Your goal: Gather all lines from the material that contain the word "Exports".

--- Data supplied ---

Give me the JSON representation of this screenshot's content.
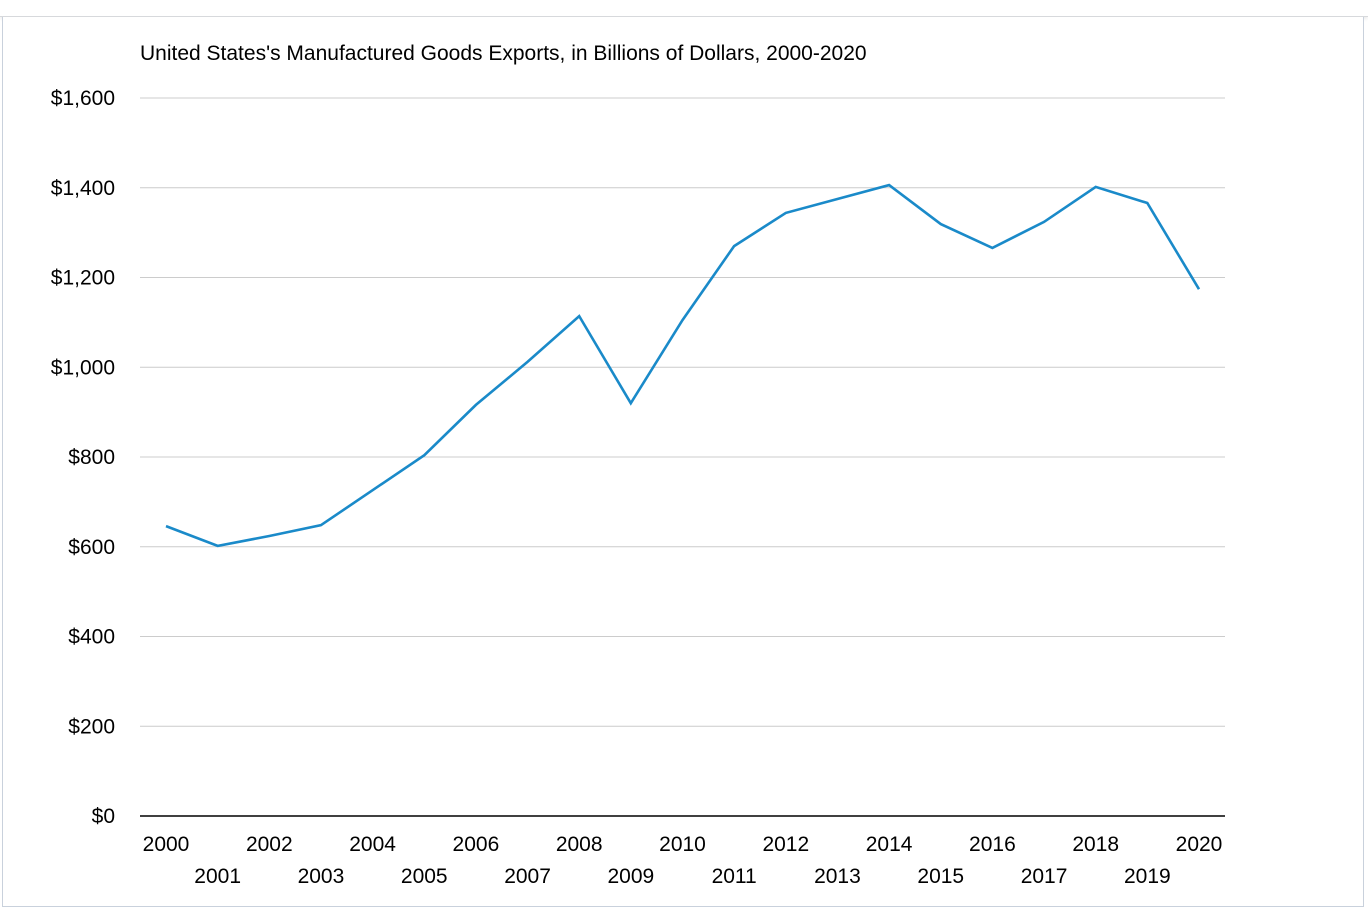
{
  "chart_data": {
    "type": "line",
    "title": "United States's Manufactured Goods Exports, in Billions of Dollars, 2000-2020",
    "xlabel": "",
    "ylabel": "",
    "categories": [
      "2000",
      "2001",
      "2002",
      "2003",
      "2004",
      "2005",
      "2006",
      "2007",
      "2008",
      "2009",
      "2010",
      "2011",
      "2012",
      "2013",
      "2014",
      "2015",
      "2016",
      "2017",
      "2018",
      "2019",
      "2020"
    ],
    "series": [
      {
        "name": "Manufactured Goods Exports",
        "color": "#1a8ac9",
        "values": [
          646,
          602,
          624,
          648,
          726,
          804,
          916,
          1012,
          1114,
          920,
          1105,
          1270,
          1344,
          1375,
          1406,
          1319,
          1266,
          1324,
          1402,
          1366,
          1174
        ]
      }
    ],
    "ylim": [
      0,
      1600
    ],
    "yticks": [
      0,
      200,
      400,
      600,
      800,
      1000,
      1200,
      1400,
      1600
    ],
    "ytick_labels": [
      "$0",
      "$200",
      "$400",
      "$600",
      "$800",
      "$1,000",
      "$1,200",
      "$1,400",
      "$1,600"
    ],
    "grid": true,
    "legend": "none"
  },
  "colors": {
    "line": "#1a8ac9",
    "grid": "#cccccc",
    "axis": "#000000"
  }
}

---

Task answer:
    "title": "United States's Manufactured Goods Exports, in Billions of Dollars, 2000-2020",
        "name": "Manufactured Goods Exports",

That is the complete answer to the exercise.